— start of THE INPUT —

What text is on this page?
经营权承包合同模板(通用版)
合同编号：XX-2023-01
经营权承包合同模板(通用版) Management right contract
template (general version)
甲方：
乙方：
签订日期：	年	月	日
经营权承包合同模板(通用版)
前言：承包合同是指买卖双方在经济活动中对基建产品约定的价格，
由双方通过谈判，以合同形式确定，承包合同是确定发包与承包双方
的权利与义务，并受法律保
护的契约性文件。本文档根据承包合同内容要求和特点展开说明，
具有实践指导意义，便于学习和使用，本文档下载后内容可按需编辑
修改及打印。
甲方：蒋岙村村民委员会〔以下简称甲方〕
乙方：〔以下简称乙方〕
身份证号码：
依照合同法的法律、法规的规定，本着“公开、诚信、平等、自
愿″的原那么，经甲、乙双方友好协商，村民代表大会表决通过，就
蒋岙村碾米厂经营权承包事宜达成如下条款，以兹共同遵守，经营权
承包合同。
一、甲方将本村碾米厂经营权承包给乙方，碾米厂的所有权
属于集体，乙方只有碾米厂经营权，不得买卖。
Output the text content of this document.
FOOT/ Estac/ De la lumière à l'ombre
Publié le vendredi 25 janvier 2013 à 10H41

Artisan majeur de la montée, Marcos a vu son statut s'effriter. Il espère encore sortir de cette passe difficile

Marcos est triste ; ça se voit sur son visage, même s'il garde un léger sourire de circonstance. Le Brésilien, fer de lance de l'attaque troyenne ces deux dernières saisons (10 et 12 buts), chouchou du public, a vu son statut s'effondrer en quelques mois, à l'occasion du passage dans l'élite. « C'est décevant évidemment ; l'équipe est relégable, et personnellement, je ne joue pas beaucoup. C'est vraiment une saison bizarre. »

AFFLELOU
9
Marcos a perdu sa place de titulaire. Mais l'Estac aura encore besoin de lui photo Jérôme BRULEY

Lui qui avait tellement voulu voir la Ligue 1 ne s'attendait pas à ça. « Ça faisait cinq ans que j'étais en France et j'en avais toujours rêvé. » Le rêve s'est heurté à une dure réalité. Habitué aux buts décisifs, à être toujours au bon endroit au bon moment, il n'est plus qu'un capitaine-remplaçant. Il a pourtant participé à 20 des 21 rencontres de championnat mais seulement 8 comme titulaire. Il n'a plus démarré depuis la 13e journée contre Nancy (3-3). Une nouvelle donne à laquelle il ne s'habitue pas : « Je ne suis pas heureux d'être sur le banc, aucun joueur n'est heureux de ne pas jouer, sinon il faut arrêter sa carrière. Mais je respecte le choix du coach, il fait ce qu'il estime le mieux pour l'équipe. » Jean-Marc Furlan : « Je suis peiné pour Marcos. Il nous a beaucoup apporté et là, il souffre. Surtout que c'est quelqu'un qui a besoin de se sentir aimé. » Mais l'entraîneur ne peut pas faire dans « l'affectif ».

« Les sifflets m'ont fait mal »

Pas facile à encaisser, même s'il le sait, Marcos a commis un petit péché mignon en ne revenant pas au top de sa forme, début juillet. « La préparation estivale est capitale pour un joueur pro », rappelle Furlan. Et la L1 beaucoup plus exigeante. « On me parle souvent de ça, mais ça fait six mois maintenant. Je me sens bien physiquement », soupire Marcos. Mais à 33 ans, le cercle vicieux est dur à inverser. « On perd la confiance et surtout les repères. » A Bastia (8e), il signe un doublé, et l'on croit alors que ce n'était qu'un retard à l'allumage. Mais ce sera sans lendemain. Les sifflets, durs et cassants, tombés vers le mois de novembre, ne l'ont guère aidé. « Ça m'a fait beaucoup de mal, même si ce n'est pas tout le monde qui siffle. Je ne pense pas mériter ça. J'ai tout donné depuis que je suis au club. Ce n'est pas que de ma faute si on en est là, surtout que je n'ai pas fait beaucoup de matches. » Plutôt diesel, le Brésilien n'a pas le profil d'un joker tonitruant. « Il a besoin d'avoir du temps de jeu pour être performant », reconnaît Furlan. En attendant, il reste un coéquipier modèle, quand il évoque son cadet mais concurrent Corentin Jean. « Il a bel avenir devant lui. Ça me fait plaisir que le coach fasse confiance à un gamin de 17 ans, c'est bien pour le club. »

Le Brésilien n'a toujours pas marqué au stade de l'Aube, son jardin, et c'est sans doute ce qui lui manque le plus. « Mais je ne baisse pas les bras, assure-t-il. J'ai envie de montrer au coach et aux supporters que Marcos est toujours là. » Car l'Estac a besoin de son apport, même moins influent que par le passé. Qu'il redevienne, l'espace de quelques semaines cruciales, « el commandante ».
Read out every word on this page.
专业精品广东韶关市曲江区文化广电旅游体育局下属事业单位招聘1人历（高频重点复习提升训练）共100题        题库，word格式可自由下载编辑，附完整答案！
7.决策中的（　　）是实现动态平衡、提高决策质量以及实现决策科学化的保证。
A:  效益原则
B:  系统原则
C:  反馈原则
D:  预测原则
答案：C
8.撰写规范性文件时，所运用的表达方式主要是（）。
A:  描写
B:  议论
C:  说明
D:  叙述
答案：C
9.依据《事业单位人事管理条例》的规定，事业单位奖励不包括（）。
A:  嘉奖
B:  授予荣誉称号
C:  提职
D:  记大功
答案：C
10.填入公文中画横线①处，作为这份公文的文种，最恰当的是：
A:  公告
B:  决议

— end of THE INPUT —

**WORK REQUIRED**. Quote every entry exactly.

**ANSWER IN FULL**.
What text is on this page?
经营权承包合同模板(通用版)
合同编号：XX-2023-01
经营权承包合同模板(通用版) Management right contract
template (general version)
甲方：
乙方：
签订日期：	年	月	日
经营权承包合同模板(通用版)
前言：承包合同是指买卖双方在经济活动中对基建产品约定的价格，
由双方通过谈判，以合同形式确定，承包合同是确定发包与承包双方
的权利与义务，并受法律保
护的契约性文件。本文档根据承包合同内容要求和特点展开说明，
具有实践指导意义，便于学习和使用，本文档下载后内容可按需编辑
修改及打印。
甲方：蒋岙村村民委员会〔以下简称甲方〕
乙方：〔以下简称乙方〕
身份证号码：
依照合同法的法律、法规的规定，本着“公开、诚信、平等、自
愿″的原那么，经甲、乙双方友好协商，村民代表大会表决通过，就
蒋岙村碾米厂经营权承包事宜达成如下条款，以兹共同遵守，经营权
承包合同。
一、甲方将本村碾米厂经营权承包给乙方，碾米厂的所有权
属于集体，乙方只有碾米厂经营权，不得买卖。
Output the text content of this document.
FOOT/ Estac/ De la lumière à l'ombre
Publié le vendredi 25 janvier 2013 à 10H41

Artisan majeur de la montée, Marcos a vu son statut s'effriter. Il espère encore sortir de cette passe difficile

Marcos est triste ; ça se voit sur son visage, même s'il garde un léger sourire de circonstance. Le Brésilien, fer de lance de l'attaque troyenne ces deux dernières saisons (10 et 12 buts), chouchou du public, a vu son statut s'effondrer en quelques mois, à l'occasion du passage dans l'élite. « C'est décevant évidemment ; l'équipe est relégable, et personnellement, je ne joue pas beaucoup. C'est vraiment une saison bizarre. »

AFFLELOU
9
Marcos a perdu sa place de titulaire. Mais l'Estac aura encore besoin de lui photo Jérôme BRULEY

Lui qui avait tellement voulu voir la Ligue 1 ne s'attendait pas à ça. « Ça faisait cinq ans que j'étais en France et j'en avais toujours rêvé. » Le rêve s'est heurté à une dure réalité. Habitué aux buts décisifs, à être toujours au bon endroit au bon moment, il n'est plus qu'un capitaine-remplaçant. Il a pourtant participé à 20 des 21 rencontres de championnat mais seulement 8 comme titulaire. Il n'a plus démarré depuis la 13e journée contre Nancy (3-3). Une nouvelle donne à laquelle il ne s'habitue pas : « Je ne suis pas heureux d'être sur le banc, aucun joueur n'est heureux de ne pas jouer, sinon il faut arrêter sa carrière. Mais je respecte le choix du coach, il fait ce qu'il estime le mieux pour l'équipe. » Jean-Marc Furlan : « Je suis peiné pour Marcos. Il nous a beaucoup apporté et là, il souffre. Surtout que c'est quelqu'un qui a besoin de se sentir aimé. » Mais l'entraîneur ne peut pas faire dans « l'affectif ».

« Les sifflets m'ont fait mal »

Pas facile à encaisser, même s'il le sait, Marcos a commis un petit péché mignon en ne revenant pas au top de sa forme, début juillet. « La préparation estivale est capitale pour un joueur pro », rappelle Furlan. Et la L1 beaucoup plus exigeante. « On me parle souvent de ça, mais ça fait six mois maintenant. Je me sens bien physiquement », soupire Marcos. Mais à 33 ans, le cercle vicieux est dur à inverser. « On perd la confiance et surtout les repères. » A Bastia (8e), il signe un doublé, et l'on croit alors que ce n'était qu'un retard à l'allumage. Mais ce sera sans lendemain. Les sifflets, durs et cassants, tombés vers le mois de novembre, ne l'ont guère aidé. « Ça m'a fait beaucoup de mal, même si ce n'est pas tout le monde qui siffle. Je ne pense pas mériter ça. J'ai tout donné depuis que je suis au club. Ce n'est pas que de ma faute si on en est là, surtout que je n'ai pas fait beaucoup de matches. » Plutôt diesel, le Brésilien n'a pas le profil d'un joker tonitruant. « Il a besoin d'avoir du temps de jeu pour être performant », reconnaît Furlan. En attendant, il reste un coéquipier modèle, quand il évoque son cadet mais concurrent Corentin Jean. « Il a bel avenir devant lui. Ça me fait plaisir que le coach fasse confiance à un gamin de 17 ans, c'est bien pour le club. »

Le Brésilien n'a toujours pas marqué au stade de l'Aube, son jardin, et c'est sans doute ce qui lui manque le plus. « Mais je ne baisse pas les bras, assure-t-il. J'ai envie de montrer au coach et aux supporters que Marcos est toujours là. » Car l'Estac a besoin de son apport, même moins influent que par le passé. Qu'il redevienne, l'espace de quelques semaines cruciales, « el commandante ».
Read out every word on this page.
专业精品广东韶关市曲江区文化广电旅游体育局下属事业单位招聘1人历（高频重点复习提升训练）共100题        题库，word格式可自由下载编辑，附完整答案！
7.决策中的（　　）是实现动态平衡、提高决策质量以及实现决策科学化的保证。
A:  效益原则
B:  系统原则
C:  反馈原则
D:  预测原则
答案：C
8.撰写规范性文件时，所运用的表达方式主要是（）。
A:  描写
B:  议论
C:  说明
D:  叙述
答案：C
9.依据《事业单位人事管理条例》的规定，事业单位奖励不包括（）。
A:  嘉奖
B:  授予荣誉称号
C:  提职
D:  记大功
答案：C
10.填入公文中画横线①处，作为这份公文的文种，最恰当的是：
A:  公告
B:  决议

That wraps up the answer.